Copy each line in the data that includes the word "name".

------------------------------------------------------------

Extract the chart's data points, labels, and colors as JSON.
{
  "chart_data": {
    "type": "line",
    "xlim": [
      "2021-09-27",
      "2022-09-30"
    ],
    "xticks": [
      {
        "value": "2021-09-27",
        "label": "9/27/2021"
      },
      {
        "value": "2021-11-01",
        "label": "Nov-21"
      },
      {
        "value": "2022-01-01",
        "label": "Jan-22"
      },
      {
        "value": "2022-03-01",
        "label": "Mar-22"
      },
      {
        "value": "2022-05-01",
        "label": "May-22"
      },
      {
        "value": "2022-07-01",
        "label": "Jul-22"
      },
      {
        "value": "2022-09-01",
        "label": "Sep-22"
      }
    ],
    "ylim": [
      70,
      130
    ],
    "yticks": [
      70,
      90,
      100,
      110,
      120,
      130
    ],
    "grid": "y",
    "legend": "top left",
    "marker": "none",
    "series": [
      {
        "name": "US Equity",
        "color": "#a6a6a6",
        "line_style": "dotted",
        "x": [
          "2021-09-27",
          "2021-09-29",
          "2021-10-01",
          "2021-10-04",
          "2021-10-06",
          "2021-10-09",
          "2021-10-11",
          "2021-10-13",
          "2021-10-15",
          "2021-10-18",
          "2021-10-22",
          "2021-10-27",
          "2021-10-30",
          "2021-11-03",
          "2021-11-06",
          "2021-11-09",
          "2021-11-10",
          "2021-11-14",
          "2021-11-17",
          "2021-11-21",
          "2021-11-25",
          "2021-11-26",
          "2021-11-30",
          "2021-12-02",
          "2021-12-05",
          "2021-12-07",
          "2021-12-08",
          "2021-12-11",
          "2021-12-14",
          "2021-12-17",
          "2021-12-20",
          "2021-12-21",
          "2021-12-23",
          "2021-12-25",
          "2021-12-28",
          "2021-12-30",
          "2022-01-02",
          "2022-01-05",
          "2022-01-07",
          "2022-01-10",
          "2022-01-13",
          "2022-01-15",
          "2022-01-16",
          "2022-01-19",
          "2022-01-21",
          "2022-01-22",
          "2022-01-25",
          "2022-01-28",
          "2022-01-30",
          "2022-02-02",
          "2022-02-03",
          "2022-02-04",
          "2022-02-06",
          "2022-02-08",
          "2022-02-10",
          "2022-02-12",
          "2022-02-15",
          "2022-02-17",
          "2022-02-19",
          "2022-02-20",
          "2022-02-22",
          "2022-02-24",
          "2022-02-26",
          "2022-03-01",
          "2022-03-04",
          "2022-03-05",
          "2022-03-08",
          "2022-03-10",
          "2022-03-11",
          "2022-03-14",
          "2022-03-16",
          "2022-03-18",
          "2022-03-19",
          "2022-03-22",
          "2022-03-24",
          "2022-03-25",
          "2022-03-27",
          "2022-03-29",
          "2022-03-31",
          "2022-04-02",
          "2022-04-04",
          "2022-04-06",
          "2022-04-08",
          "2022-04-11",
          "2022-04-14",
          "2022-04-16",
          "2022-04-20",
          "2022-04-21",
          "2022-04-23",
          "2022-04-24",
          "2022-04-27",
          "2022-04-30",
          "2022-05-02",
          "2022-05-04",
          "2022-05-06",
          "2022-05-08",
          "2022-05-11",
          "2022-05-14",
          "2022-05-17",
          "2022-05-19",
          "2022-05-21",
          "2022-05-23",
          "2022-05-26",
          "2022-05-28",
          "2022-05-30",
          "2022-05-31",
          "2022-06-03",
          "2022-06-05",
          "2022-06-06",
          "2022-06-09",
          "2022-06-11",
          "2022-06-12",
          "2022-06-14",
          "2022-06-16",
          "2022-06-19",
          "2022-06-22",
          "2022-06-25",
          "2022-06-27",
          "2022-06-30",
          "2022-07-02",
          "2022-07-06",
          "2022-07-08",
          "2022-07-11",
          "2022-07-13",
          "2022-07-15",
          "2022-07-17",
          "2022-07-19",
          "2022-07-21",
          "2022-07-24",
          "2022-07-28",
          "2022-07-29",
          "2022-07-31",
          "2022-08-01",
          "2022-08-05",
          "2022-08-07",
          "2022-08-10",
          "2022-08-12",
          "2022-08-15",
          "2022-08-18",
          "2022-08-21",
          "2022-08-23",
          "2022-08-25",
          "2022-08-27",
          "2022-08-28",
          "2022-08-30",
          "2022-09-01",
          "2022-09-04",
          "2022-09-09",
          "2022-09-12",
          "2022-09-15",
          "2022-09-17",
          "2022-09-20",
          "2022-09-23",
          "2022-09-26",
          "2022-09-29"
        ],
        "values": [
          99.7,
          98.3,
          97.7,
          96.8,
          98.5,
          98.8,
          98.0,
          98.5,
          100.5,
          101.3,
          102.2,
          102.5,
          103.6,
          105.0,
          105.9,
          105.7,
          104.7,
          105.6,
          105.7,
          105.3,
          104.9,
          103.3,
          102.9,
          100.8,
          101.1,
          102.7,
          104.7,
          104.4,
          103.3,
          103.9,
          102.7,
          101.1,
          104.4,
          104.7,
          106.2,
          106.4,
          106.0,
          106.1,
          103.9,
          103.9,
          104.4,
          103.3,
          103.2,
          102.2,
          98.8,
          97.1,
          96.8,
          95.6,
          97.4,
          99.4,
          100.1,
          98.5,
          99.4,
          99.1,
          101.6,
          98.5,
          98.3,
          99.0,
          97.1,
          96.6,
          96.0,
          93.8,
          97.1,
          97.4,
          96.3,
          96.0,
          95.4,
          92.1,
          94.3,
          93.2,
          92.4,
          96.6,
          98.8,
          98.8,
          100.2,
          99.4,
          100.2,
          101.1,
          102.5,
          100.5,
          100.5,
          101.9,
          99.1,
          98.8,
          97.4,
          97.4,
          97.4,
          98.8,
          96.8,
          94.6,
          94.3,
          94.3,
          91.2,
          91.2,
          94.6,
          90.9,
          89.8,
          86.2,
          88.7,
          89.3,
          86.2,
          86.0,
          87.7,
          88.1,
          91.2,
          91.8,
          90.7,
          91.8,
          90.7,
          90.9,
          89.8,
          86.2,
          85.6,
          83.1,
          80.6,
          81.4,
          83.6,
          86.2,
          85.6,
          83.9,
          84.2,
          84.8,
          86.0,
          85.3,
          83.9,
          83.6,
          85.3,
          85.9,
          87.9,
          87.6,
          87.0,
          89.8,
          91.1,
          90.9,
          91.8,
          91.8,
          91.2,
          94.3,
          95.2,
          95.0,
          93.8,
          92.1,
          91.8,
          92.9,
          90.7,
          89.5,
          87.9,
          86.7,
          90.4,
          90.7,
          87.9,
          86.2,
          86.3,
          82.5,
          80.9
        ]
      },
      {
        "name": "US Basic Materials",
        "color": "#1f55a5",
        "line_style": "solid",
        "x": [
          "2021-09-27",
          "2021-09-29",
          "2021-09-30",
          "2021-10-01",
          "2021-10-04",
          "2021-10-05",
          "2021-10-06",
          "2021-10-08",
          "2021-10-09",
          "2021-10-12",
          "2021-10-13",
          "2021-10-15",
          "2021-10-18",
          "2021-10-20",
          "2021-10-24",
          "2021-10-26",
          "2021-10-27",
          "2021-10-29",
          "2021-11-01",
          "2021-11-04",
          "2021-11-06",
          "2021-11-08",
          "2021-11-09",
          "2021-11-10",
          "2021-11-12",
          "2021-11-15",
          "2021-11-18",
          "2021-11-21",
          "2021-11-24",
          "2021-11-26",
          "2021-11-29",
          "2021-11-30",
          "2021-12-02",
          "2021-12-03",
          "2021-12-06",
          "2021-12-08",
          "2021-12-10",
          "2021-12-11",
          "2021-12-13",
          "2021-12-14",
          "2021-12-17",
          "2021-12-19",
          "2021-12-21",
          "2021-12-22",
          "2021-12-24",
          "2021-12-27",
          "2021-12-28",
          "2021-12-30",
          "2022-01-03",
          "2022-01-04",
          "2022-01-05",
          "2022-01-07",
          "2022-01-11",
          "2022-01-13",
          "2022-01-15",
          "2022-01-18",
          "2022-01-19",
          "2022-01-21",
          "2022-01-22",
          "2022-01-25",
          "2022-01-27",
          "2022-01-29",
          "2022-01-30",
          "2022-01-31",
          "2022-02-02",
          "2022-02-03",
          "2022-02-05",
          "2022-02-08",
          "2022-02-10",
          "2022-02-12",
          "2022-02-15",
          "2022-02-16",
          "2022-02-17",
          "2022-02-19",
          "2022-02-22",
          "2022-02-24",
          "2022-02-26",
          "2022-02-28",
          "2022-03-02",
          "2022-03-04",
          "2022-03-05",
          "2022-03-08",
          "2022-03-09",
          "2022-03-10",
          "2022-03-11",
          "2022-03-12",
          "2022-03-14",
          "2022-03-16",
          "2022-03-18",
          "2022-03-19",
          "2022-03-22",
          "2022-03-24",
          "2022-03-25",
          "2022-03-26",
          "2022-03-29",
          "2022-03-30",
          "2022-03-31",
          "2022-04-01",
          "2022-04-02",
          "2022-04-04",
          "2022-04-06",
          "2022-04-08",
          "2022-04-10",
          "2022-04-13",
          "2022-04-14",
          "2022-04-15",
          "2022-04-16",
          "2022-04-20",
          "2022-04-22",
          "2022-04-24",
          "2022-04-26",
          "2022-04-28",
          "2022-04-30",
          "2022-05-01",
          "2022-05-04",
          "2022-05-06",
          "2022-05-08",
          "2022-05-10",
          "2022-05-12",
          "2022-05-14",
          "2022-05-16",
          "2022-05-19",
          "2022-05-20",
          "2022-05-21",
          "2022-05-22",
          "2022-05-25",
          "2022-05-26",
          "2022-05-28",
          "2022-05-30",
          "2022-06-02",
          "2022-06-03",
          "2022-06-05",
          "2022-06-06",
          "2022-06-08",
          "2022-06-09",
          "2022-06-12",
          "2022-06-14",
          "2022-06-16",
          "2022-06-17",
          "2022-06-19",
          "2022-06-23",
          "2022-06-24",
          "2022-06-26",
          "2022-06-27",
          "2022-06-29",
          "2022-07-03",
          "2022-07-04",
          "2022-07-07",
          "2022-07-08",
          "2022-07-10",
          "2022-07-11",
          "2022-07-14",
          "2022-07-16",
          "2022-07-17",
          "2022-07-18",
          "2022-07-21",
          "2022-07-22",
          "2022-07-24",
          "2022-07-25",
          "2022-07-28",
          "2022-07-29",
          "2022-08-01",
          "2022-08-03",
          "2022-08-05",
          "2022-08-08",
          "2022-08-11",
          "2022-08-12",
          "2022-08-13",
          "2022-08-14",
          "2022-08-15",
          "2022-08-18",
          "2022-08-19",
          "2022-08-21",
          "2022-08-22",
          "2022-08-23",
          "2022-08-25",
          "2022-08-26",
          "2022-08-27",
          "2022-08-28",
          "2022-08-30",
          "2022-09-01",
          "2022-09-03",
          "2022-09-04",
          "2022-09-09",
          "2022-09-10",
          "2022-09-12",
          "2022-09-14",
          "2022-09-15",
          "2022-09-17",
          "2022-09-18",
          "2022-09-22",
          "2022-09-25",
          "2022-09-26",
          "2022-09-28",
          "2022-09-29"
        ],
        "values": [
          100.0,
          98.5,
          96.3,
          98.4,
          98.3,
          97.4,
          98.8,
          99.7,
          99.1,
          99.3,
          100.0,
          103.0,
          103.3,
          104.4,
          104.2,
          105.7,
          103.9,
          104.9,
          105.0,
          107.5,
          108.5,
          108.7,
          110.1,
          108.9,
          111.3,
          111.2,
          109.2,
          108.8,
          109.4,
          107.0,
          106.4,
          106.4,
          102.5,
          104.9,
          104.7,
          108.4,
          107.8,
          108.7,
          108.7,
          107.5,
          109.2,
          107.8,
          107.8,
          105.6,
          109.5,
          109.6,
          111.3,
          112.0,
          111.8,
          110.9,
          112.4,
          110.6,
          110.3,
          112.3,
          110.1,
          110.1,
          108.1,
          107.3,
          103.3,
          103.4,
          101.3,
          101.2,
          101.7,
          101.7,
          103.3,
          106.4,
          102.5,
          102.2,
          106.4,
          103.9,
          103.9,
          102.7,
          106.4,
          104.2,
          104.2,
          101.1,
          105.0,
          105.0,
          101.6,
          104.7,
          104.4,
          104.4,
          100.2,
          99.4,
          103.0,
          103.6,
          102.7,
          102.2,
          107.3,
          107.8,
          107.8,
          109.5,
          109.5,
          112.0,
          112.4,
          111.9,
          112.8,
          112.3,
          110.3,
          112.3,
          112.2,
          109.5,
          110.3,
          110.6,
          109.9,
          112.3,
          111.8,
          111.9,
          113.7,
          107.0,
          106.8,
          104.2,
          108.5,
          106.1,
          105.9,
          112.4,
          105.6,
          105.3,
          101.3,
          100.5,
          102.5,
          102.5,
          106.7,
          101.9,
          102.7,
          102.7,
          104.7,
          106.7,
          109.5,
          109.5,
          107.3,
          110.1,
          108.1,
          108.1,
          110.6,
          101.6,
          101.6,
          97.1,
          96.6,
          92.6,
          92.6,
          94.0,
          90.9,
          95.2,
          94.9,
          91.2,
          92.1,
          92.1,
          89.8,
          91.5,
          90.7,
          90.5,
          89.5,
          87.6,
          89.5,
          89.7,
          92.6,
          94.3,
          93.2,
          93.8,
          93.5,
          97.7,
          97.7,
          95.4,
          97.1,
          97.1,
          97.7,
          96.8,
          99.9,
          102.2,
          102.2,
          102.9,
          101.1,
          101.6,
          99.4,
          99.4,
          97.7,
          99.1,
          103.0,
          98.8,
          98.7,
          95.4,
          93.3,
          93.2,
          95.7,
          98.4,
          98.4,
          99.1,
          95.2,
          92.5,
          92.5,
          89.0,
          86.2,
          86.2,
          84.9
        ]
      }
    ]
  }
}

------------------------------------------------------------

[RESULT OF THE EXERCISE]
        "name": "US Equity",
        "name": "US Basic Materials",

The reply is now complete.